Repeat the material below exactly, line for line.

» **Supplied material**:
::::

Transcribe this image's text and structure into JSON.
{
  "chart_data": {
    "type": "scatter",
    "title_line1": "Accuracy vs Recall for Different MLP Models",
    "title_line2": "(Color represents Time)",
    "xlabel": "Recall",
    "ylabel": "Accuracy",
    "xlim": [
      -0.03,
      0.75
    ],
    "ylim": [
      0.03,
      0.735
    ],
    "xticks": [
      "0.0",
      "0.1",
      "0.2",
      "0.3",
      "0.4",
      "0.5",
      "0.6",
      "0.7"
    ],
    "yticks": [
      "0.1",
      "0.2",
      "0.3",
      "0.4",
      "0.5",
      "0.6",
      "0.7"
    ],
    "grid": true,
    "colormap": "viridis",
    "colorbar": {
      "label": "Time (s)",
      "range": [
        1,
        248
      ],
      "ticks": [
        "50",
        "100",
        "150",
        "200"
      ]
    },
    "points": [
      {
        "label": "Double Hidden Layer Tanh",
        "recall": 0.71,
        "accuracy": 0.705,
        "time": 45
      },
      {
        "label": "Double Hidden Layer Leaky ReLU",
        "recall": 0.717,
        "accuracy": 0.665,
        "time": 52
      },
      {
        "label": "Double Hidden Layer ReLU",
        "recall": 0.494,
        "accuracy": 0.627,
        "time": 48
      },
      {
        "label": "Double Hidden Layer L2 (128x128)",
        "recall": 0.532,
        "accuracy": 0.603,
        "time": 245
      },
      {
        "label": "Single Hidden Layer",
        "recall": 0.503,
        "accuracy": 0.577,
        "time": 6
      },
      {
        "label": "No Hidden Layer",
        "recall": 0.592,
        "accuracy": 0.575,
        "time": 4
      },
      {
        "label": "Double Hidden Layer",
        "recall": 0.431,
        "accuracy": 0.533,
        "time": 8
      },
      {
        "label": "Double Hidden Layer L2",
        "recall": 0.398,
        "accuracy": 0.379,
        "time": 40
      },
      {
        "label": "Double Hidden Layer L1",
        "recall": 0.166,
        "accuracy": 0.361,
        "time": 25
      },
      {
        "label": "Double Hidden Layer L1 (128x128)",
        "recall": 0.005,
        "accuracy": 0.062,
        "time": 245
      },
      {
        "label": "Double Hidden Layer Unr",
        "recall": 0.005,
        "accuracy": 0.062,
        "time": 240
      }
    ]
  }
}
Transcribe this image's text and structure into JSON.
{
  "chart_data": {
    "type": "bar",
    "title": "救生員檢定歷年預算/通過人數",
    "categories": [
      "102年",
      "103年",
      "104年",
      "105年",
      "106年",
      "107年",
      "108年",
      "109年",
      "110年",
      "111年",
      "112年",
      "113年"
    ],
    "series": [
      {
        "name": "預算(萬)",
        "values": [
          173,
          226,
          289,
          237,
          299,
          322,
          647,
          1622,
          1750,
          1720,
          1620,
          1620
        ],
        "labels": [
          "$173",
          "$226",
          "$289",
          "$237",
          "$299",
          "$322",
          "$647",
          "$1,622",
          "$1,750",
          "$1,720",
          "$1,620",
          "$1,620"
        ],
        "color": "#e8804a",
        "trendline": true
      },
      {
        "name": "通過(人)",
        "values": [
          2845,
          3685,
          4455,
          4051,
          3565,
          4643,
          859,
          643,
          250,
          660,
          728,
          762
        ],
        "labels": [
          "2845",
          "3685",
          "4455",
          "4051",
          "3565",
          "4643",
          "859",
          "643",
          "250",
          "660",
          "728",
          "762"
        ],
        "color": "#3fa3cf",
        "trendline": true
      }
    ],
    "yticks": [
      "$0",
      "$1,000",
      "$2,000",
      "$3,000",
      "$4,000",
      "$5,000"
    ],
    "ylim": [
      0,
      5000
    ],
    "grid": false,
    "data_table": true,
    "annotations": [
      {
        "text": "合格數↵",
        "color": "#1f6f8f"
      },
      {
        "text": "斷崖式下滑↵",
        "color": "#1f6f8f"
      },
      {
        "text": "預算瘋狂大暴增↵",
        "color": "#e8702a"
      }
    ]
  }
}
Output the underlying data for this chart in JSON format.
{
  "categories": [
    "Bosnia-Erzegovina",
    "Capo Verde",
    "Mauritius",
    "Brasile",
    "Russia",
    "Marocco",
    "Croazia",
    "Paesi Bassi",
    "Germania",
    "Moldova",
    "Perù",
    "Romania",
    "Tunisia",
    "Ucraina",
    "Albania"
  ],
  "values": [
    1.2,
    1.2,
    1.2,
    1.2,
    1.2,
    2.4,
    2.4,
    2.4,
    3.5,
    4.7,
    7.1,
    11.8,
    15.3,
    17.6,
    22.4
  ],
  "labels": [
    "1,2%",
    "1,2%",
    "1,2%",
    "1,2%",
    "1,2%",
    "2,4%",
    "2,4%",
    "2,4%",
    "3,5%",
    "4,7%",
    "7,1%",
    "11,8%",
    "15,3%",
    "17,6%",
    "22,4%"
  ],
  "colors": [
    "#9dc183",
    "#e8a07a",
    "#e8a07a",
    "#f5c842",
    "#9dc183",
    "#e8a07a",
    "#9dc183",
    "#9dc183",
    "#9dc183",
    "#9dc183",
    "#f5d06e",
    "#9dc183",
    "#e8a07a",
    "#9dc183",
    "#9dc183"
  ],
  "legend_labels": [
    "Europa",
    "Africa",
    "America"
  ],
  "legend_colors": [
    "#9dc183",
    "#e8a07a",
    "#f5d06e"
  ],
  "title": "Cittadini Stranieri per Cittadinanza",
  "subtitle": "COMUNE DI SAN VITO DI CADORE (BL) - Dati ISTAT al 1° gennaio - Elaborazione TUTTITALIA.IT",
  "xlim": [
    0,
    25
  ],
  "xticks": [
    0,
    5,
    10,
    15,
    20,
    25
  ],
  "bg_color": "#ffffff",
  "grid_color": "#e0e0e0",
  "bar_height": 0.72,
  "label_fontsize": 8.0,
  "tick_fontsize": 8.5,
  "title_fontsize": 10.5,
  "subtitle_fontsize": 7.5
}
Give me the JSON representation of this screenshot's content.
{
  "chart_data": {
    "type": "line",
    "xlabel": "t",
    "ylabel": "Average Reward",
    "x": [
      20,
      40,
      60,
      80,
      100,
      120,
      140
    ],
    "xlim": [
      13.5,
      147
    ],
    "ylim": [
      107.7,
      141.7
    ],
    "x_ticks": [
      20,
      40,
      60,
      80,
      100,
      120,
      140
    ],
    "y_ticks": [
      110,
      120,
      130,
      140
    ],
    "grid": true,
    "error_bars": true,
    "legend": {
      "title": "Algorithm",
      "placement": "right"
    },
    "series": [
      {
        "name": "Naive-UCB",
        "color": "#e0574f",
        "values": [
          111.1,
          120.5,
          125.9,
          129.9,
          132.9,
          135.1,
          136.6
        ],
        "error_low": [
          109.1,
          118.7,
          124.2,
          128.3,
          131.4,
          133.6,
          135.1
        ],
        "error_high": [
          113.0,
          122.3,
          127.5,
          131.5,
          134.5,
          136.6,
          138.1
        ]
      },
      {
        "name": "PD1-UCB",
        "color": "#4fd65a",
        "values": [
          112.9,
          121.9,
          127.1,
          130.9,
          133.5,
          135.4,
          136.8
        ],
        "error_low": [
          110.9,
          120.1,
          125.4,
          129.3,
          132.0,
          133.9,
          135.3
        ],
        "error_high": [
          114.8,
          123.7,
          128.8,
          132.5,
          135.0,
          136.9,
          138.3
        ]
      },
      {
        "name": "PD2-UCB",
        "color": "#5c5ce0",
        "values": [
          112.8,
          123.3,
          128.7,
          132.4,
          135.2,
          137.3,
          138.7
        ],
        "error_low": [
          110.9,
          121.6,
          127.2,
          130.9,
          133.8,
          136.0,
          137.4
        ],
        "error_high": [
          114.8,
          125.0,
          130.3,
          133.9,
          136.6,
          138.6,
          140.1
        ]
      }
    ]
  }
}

::::

» **Exercise answer**:
Transcribe this image's text and structure into JSON.
{
  "chart_data": {
    "type": "scatter",
    "title_line1": "Accuracy vs Recall for Different MLP Models",
    "title_line2": "(Color represents Time)",
    "xlabel": "Recall",
    "ylabel": "Accuracy",
    "xlim": [
      -0.03,
      0.75
    ],
    "ylim": [
      0.03,
      0.735
    ],
    "xticks": [
      "0.0",
      "0.1",
      "0.2",
      "0.3",
      "0.4",
      "0.5",
      "0.6",
      "0.7"
    ],
    "yticks": [
      "0.1",
      "0.2",
      "0.3",
      "0.4",
      "0.5",
      "0.6",
      "0.7"
    ],
    "grid": true,
    "colormap": "viridis",
    "colorbar": {
      "label": "Time (s)",
      "range": [
        1,
        248
      ],
      "ticks": [
        "50",
        "100",
        "150",
        "200"
      ]
    },
    "points": [
      {
        "label": "Double Hidden Layer Tanh",
        "recall": 0.71,
        "accuracy": 0.705,
        "time": 45
      },
      {
        "label": "Double Hidden Layer Leaky ReLU",
        "recall": 0.717,
        "accuracy": 0.665,
        "time": 52
      },
      {
        "label": "Double Hidden Layer ReLU",
        "recall": 0.494,
        "accuracy": 0.627,
        "time": 48
      },
      {
        "label": "Double Hidden Layer L2 (128x128)",
        "recall": 0.532,
        "accuracy": 0.603,
        "time": 245
      },
      {
        "label": "Single Hidden Layer",
        "recall": 0.503,
        "accuracy": 0.577,
        "time": 6
      },
      {
        "label": "No Hidden Layer",
        "recall": 0.592,
        "accuracy": 0.575,
        "time": 4
      },
      {
        "label": "Double Hidden Layer",
        "recall": 0.431,
        "accuracy": 0.533,
        "time": 8
      },
      {
        "label": "Double Hidden Layer L2",
        "recall": 0.398,
        "accuracy": 0.379,
        "time": 40
      },
      {
        "label": "Double Hidden Layer L1",
        "recall": 0.166,
        "accuracy": 0.361,
        "time": 25
      },
      {
        "label": "Double Hidden Layer L1 (128x128)",
        "recall": 0.005,
        "accuracy": 0.062,
        "time": 245
      },
      {
        "label": "Double Hidden Layer Unr",
        "recall": 0.005,
        "accuracy": 0.062,
        "time": 240
      }
    ]
  }
}
Transcribe this image's text and structure into JSON.
{
  "chart_data": {
    "type": "bar",
    "title": "救生員檢定歷年預算/通過人數",
    "categories": [
      "102年",
      "103年",
      "104年",
      "105年",
      "106年",
      "107年",
      "108年",
      "109年",
      "110年",
      "111年",
      "112年",
      "113年"
    ],
    "series": [
      {
        "name": "預算(萬)",
        "values": [
          173,
          226,
          289,
          237,
          299,
          322,
          647,
          1622,
          1750,
          1720,
          1620,
          1620
        ],
        "labels": [
          "$173",
          "$226",
          "$289",
          "$237",
          "$299",
          "$322",
          "$647",
          "$1,622",
          "$1,750",
          "$1,720",
          "$1,620",
          "$1,620"
        ],
        "color": "#e8804a",
        "trendline": true
      },
      {
        "name": "通過(人)",
        "values": [
          2845,
          3685,
          4455,
          4051,
          3565,
          4643,
          859,
          643,
          250,
          660,
          728,
          762
        ],
        "labels": [
          "2845",
          "3685",
          "4455",
          "4051",
          "3565",
          "4643",
          "859",
          "643",
          "250",
          "660",
          "728",
          "762"
        ],
        "color": "#3fa3cf",
        "trendline": true
      }
    ],
    "yticks": [
      "$0",
      "$1,000",
      "$2,000",
      "$3,000",
      "$4,000",
      "$5,000"
    ],
    "ylim": [
      0,
      5000
    ],
    "grid": false,
    "data_table": true,
    "annotations": [
      {
        "text": "合格數↵",
        "color": "#1f6f8f"
      },
      {
        "text": "斷崖式下滑↵",
        "color": "#1f6f8f"
      },
      {
        "text": "預算瘋狂大暴增↵",
        "color": "#e8702a"
      }
    ]
  }
}
Output the underlying data for this chart in JSON format.
{
  "categories": [
    "Bosnia-Erzegovina",
    "Capo Verde",
    "Mauritius",
    "Brasile",
    "Russia",
    "Marocco",
    "Croazia",
    "Paesi Bassi",
    "Germania",
    "Moldova",
    "Perù",
    "Romania",
    "Tunisia",
    "Ucraina",
    "Albania"
  ],
  "values": [
    1.2,
    1.2,
    1.2,
    1.2,
    1.2,
    2.4,
    2.4,
    2.4,
    3.5,
    4.7,
    7.1,
    11.8,
    15.3,
    17.6,
    22.4
  ],
  "labels": [
    "1,2%",
    "1,2%",
    "1,2%",
    "1,2%",
    "1,2%",
    "2,4%",
    "2,4%",
    "2,4%",
    "3,5%",
    "4,7%",
    "7,1%",
    "11,8%",
    "15,3%",
    "17,6%",
    "22,4%"
  ],
  "colors": [
    "#9dc183",
    "#e8a07a",
    "#e8a07a",
    "#f5c842",
    "#9dc183",
    "#e8a07a",
    "#9dc183",
    "#9dc183",
    "#9dc183",
    "#9dc183",
    "#f5d06e",
    "#9dc183",
    "#e8a07a",
    "#9dc183",
    "#9dc183"
  ],
  "legend_labels": [
    "Europa",
    "Africa",
    "America"
  ],
  "legend_colors": [
    "#9dc183",
    "#e8a07a",
    "#f5d06e"
  ],
  "title": "Cittadini Stranieri per Cittadinanza",
  "subtitle": "COMUNE DI SAN VITO DI CADORE (BL) - Dati ISTAT al 1° gennaio - Elaborazione TUTTITALIA.IT",
  "xlim": [
    0,
    25
  ],
  "xticks": [
    0,
    5,
    10,
    15,
    20,
    25
  ],
  "bg_color": "#ffffff",
  "grid_color": "#e0e0e0",
  "bar_height": 0.72,
  "label_fontsize": 8.0,
  "tick_fontsize": 8.5,
  "title_fontsize": 10.5,
  "subtitle_fontsize": 7.5
}
Give me the JSON representation of this screenshot's content.
{
  "chart_data": {
    "type": "line",
    "xlabel": "t",
    "ylabel": "Average Reward",
    "x": [
      20,
      40,
      60,
      80,
      100,
      120,
      140
    ],
    "xlim": [
      13.5,
      147
    ],
    "ylim": [
      107.7,
      141.7
    ],
    "x_ticks": [
      20,
      40,
      60,
      80,
      100,
      120,
      140
    ],
    "y_ticks": [
      110,
      120,
      130,
      140
    ],
    "grid": true,
    "error_bars": true,
    "legend": {
      "title": "Algorithm",
      "placement": "right"
    },
    "series": [
      {
        "name": "Naive-UCB",
        "color": "#e0574f",
        "values": [
          111.1,
          120.5,
          125.9,
          129.9,
          132.9,
          135.1,
          136.6
        ],
        "error_low": [
          109.1,
          118.7,
          124.2,
          128.3,
          131.4,
          133.6,
          135.1
        ],
        "error_high": [
          113.0,
          122.3,
          127.5,
          131.5,
          134.5,
          136.6,
          138.1
        ]
      },
      {
        "name": "PD1-UCB",
        "color": "#4fd65a",
        "values": [
          112.9,
          121.9,
          127.1,
          130.9,
          133.5,
          135.4,
          136.8
        ],
        "error_low": [
          110.9,
          120.1,
          125.4,
          129.3,
          132.0,
          133.9,
          135.3
        ],
        "error_high": [
          114.8,
          123.7,
          128.8,
          132.5,
          135.0,
          136.9,
          138.3
        ]
      },
      {
        "name": "PD2-UCB",
        "color": "#5c5ce0",
        "values": [
          112.8,
          123.3,
          128.7,
          132.4,
          135.2,
          137.3,
          138.7
        ],
        "error_low": [
          110.9,
          121.6,
          127.2,
          130.9,
          133.8,
          136.0,
          137.4
        ],
        "error_high": [
          114.8,
          125.0,
          130.3,
          133.9,
          136.6,
          138.6,
          140.1
        ]
      }
    ]
  }
}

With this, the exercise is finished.